| LISTING |
* Begin *

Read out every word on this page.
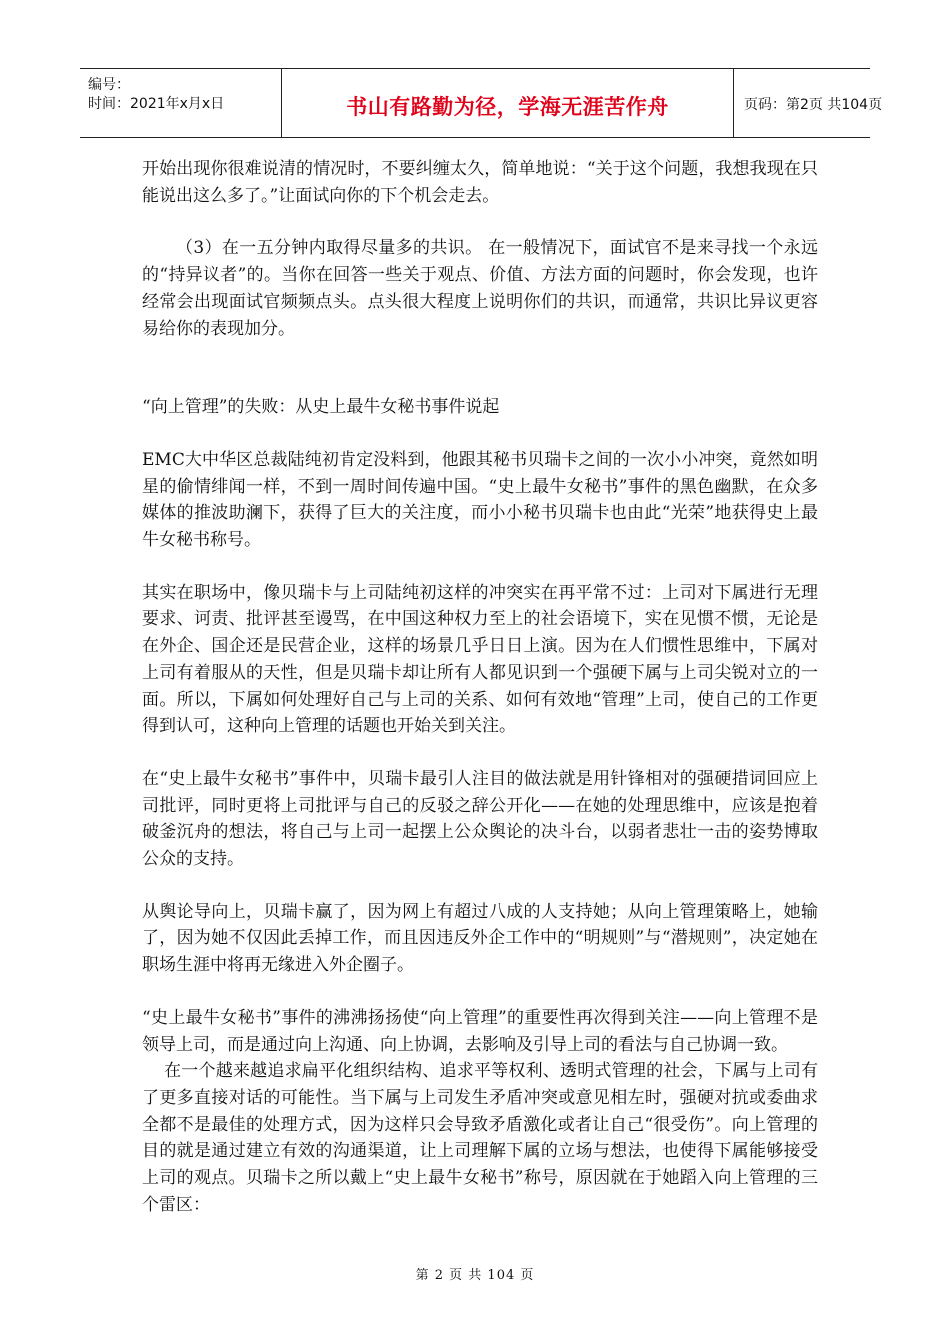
编号：
时间：2021年x月x日	书山有路勤为径，学海无涯苦作舟	页码：第2页 共104页

开始出现你很难说清的情况时，不要纠缠太久，简单地说：“关于这个问题，我想我现在只能说出这么多了。”让面试向你的下个机会走去。

（3）在一五分钟内取得尽量多的共识。 在一般情况下，面试官不是来寻找一个永远的“持异议者”的。当你在回答一些关于观点、价值、方法方面的问题时，你会发现，也许经常会出现面试官频频点头。点头很大程度上说明你们的共识，而通常，共识比异议更容易给你的表现加分。

“向上管理”的失败：从史上最牛女秘书事件说起

EMC大中华区总裁陆纯初肯定没料到，他跟其秘书贝瑞卡之间的一次小小冲突，竟然如明星的偷情绯闻一样，不到一周时间传遍中国。“史上最牛女秘书”事件的黑色幽默，在众多媒体的推波助澜下，获得了巨大的关注度，而小小秘书贝瑞卡也由此“光荣”地获得史上最牛女秘书称号。

其实在职场中，像贝瑞卡与上司陆纯初这样的冲突实在再平常不过：上司对下属进行无理要求、诃责、批评甚至谩骂，在中国这种权力至上的社会语境下，实在见惯不惯，无论是在外企、国企还是民营企业，这样的场景几乎日日上演。因为在人们惯性思维中，下属对上司有着服从的天性，但是贝瑞卡却让所有人都见识到一个强硬下属与上司尖锐对立的一面。所以，下属如何处理好自己与上司的关系、如何有效地“管理”上司，使自己的工作更得到认可，这种向上管理的话题也开始关到关注。

在“史上最牛女秘书”事件中，贝瑞卡最引人注目的做法就是用针锋相对的强硬措词回应上司批评，同时更将上司批评与自己的反驳之辞公开化——在她的处理思维中，应该是抱着破釜沉舟的想法，将自己与上司一起摆上公众舆论的决斗台，以弱者悲壮一击的姿势博取公众的支持。

从舆论导向上，贝瑞卡赢了，因为网上有超过八成的人支持她；从向上管理策略上，她输了，因为她不仅因此丢掉工作，而且因违反外企工作中的“明规则”与“潜规则”，决定她在职场生涯中将再无缘进入外企圈子。

“史上最牛女秘书”事件的沸沸扬扬使“向上管理”的重要性再次得到关注——向上管理不是领导上司，而是通过向上沟通、向上协调，去影响及引导上司的看法与自己协调一致。

在一个越来越追求扁平化组织结构、追求平等权利、透明式管理的社会，下属与上司有了更多直接对话的可能性。当下属与上司发生矛盾冲突或意见相左时，强硬对抗或委曲求全都不是最佳的处理方式，因为这样只会导致矛盾激化或者让自己“很受伤”。向上管理的目的就是通过建立有效的沟通渠道，让上司理解下属的立场与想法，也使得下属能够接受上司的观点。贝瑞卡之所以戴上“史上最牛女秘书”称号，原因就在于她蹈入向上管理的三个雷区：

第 2 页 共 104 页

* End *

| WHAT NEEDS TO BE DONE |
Transcribe the records above verbatim. Do not carry over any picture.

| SOLUTION |
Read out every word on this page.
编号：
时间：2021年x月x日	书山有路勤为径，学海无涯苦作舟	页码：第2页 共104页

开始出现你很难说清的情况时，不要纠缠太久，简单地说：“关于这个问题，我想我现在只能说出这么多了。”让面试向你的下个机会走去。

（3）在一五分钟内取得尽量多的共识。 在一般情况下，面试官不是来寻找一个永远的“持异议者”的。当你在回答一些关于观点、价值、方法方面的问题时，你会发现，也许经常会出现面试官频频点头。点头很大程度上说明你们的共识，而通常，共识比异议更容易给你的表现加分。

“向上管理”的失败：从史上最牛女秘书事件说起

EMC大中华区总裁陆纯初肯定没料到，他跟其秘书贝瑞卡之间的一次小小冲突，竟然如明星的偷情绯闻一样，不到一周时间传遍中国。“史上最牛女秘书”事件的黑色幽默，在众多媒体的推波助澜下，获得了巨大的关注度，而小小秘书贝瑞卡也由此“光荣”地获得史上最牛女秘书称号。

其实在职场中，像贝瑞卡与上司陆纯初这样的冲突实在再平常不过：上司对下属进行无理要求、诃责、批评甚至谩骂，在中国这种权力至上的社会语境下，实在见惯不惯，无论是在外企、国企还是民营企业，这样的场景几乎日日上演。因为在人们惯性思维中，下属对上司有着服从的天性，但是贝瑞卡却让所有人都见识到一个强硬下属与上司尖锐对立的一面。所以，下属如何处理好自己与上司的关系、如何有效地“管理”上司，使自己的工作更得到认可，这种向上管理的话题也开始关到关注。

在“史上最牛女秘书”事件中，贝瑞卡最引人注目的做法就是用针锋相对的强硬措词回应上司批评，同时更将上司批评与自己的反驳之辞公开化——在她的处理思维中，应该是抱着破釜沉舟的想法，将自己与上司一起摆上公众舆论的决斗台，以弱者悲壮一击的姿势博取公众的支持。

从舆论导向上，贝瑞卡赢了，因为网上有超过八成的人支持她；从向上管理策略上，她输了，因为她不仅因此丢掉工作，而且因违反外企工作中的“明规则”与“潜规则”，决定她在职场生涯中将再无缘进入外企圈子。

“史上最牛女秘书”事件的沸沸扬扬使“向上管理”的重要性再次得到关注——向上管理不是领导上司，而是通过向上沟通、向上协调，去影响及引导上司的看法与自己协调一致。

在一个越来越追求扁平化组织结构、追求平等权利、透明式管理的社会，下属与上司有了更多直接对话的可能性。当下属与上司发生矛盾冲突或意见相左时，强硬对抗或委曲求全都不是最佳的处理方式，因为这样只会导致矛盾激化或者让自己“很受伤”。向上管理的目的就是通过建立有效的沟通渠道，让上司理解下属的立场与想法，也使得下属能够接受上司的观点。贝瑞卡之所以戴上“史上最牛女秘书”称号，原因就在于她蹈入向上管理的三个雷区：

第 2 页 共 104 页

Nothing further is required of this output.